┌─ Entries shown

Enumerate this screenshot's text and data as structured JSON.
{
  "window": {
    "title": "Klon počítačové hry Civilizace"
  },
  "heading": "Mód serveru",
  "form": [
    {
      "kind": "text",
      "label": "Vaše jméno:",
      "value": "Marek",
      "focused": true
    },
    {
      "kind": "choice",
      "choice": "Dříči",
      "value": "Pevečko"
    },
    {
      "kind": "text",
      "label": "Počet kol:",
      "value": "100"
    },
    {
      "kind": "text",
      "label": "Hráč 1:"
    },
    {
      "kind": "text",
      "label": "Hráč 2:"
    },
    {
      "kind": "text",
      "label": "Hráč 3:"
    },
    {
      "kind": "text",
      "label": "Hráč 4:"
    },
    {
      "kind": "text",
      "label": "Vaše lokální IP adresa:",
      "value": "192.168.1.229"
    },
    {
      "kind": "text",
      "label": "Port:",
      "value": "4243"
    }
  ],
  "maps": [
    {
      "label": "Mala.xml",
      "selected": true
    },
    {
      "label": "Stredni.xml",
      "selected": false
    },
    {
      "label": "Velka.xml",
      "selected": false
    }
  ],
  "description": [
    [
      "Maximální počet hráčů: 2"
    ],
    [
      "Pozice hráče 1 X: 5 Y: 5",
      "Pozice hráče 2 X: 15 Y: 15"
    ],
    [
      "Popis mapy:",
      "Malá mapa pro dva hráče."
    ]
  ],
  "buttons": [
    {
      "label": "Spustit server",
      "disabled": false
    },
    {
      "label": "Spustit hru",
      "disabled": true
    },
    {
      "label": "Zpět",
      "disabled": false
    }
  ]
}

└─

__Given exercise__. Set down all of the entries exactly, please.

__Result of this exercise__.
Enumerate this screenshot's text and data as structured JSON.
{
  "window": {
    "title": "Klon počítačové hry Civilizace"
  },
  "heading": "Mód serveru",
  "form": [
    {
      "kind": "text",
      "label": "Vaše jméno:",
      "value": "Marek",
      "focused": true
    },
    {
      "kind": "choice",
      "choice": "Dříči",
      "value": "Pevečko"
    },
    {
      "kind": "text",
      "label": "Počet kol:",
      "value": "100"
    },
    {
      "kind": "text",
      "label": "Hráč 1:"
    },
    {
      "kind": "text",
      "label": "Hráč 2:"
    },
    {
      "kind": "text",
      "label": "Hráč 3:"
    },
    {
      "kind": "text",
      "label": "Hráč 4:"
    },
    {
      "kind": "text",
      "label": "Vaše lokální IP adresa:",
      "value": "192.168.1.229"
    },
    {
      "kind": "text",
      "label": "Port:",
      "value": "4243"
    }
  ],
  "maps": [
    {
      "label": "Mala.xml",
      "selected": true
    },
    {
      "label": "Stredni.xml",
      "selected": false
    },
    {
      "label": "Velka.xml",
      "selected": false
    }
  ],
  "description": [
    [
      "Maximální počet hráčů: 2"
    ],
    [
      "Pozice hráče 1 X: 5 Y: 5",
      "Pozice hráče 2 X: 15 Y: 15"
    ],
    [
      "Popis mapy:",
      "Malá mapa pro dva hráče."
    ]
  ],
  "buttons": [
    {
      "label": "Spustit server",
      "disabled": false
    },
    {
      "label": "Spustit hru",
      "disabled": true
    },
    {
      "label": "Zpět",
      "disabled": false
    }
  ]
}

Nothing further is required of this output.